SHORT EXERCISE
Find each line holding "workshops" and copy it out.

------------------------------

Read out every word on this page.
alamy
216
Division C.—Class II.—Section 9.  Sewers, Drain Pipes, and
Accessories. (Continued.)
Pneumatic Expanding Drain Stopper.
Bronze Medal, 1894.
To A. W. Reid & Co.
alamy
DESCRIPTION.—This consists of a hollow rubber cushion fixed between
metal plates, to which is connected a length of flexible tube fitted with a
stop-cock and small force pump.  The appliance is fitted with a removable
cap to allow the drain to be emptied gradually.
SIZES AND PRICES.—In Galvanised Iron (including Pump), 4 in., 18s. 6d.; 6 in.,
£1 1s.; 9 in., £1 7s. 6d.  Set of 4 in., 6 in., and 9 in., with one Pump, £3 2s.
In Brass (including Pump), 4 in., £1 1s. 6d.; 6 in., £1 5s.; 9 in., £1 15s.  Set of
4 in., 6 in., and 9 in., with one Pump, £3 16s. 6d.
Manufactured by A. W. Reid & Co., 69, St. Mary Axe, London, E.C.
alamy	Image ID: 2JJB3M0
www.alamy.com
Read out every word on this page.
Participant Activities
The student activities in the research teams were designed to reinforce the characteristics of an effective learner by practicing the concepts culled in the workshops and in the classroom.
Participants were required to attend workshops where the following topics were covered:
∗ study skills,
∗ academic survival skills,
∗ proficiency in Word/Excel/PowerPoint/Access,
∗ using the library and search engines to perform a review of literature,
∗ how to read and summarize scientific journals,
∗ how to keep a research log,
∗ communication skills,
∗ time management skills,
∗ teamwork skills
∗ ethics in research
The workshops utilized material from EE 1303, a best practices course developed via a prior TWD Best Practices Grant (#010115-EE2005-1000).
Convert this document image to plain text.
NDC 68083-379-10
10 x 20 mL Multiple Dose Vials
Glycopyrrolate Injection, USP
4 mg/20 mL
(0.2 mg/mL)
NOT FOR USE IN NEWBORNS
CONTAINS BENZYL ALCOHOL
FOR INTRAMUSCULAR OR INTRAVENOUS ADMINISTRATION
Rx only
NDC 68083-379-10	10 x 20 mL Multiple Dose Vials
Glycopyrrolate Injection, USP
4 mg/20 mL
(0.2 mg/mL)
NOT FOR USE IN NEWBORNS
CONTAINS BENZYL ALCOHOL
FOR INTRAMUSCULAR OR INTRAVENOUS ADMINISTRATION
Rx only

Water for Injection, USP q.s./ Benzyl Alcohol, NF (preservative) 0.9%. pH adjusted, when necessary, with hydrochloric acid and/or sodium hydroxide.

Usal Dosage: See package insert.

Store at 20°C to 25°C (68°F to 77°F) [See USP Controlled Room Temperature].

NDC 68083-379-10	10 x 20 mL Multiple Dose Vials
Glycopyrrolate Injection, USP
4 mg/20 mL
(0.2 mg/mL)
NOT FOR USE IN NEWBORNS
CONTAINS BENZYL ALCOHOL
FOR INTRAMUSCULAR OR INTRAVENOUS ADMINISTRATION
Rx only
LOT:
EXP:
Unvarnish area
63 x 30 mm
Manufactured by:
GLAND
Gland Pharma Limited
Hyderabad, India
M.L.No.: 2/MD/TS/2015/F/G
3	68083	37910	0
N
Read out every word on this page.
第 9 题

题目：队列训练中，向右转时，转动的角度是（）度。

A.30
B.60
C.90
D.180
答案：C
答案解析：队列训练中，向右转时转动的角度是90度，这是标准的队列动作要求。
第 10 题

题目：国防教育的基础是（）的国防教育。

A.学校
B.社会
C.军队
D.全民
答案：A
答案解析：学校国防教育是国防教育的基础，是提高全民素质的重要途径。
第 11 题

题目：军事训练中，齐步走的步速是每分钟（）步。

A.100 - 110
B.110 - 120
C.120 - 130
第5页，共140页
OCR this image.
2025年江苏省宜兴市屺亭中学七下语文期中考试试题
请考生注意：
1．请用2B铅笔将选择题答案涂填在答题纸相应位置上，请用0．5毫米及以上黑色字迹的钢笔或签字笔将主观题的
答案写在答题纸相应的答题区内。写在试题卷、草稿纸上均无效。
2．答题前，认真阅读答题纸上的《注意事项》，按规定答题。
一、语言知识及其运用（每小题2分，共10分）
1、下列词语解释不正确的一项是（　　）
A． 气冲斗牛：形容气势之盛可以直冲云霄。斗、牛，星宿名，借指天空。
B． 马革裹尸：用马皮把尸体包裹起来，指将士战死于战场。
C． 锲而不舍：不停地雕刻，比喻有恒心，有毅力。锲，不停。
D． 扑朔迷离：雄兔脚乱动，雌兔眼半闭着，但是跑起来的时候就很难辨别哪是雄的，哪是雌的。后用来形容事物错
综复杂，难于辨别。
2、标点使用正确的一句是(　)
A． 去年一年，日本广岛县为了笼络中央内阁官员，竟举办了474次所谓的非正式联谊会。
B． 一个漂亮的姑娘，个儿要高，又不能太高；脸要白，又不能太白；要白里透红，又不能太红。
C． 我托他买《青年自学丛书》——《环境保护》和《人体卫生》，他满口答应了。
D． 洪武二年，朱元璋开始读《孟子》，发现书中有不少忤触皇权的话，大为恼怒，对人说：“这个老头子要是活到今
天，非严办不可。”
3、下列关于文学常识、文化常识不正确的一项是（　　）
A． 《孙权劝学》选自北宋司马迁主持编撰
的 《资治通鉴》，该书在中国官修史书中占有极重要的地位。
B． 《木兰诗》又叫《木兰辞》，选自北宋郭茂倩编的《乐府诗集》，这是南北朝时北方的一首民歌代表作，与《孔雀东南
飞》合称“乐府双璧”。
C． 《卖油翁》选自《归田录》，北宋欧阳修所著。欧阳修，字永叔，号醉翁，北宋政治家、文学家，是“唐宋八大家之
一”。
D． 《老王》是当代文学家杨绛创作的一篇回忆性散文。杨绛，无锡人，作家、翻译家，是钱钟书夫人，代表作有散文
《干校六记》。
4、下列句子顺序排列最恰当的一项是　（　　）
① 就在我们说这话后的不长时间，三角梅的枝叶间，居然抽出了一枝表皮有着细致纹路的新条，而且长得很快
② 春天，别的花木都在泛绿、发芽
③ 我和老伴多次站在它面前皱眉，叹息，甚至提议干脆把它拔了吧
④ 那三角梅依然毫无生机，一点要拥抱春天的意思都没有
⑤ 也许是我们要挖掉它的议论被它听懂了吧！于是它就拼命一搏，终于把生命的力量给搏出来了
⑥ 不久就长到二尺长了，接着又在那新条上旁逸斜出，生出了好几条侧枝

------------------------------

PROBLEM SOLUTION
The student activities in the research teams were designed to reinforce the characteristics of an effective learner by practicing the concepts culled in the workshops and in the classroom.
Participants were required to attend workshops where the following topics were covered:
The workshops utilized material from EE 1303, a best practices course developed via a prior TWD Best Practices Grant (#010115-EE2005-1000).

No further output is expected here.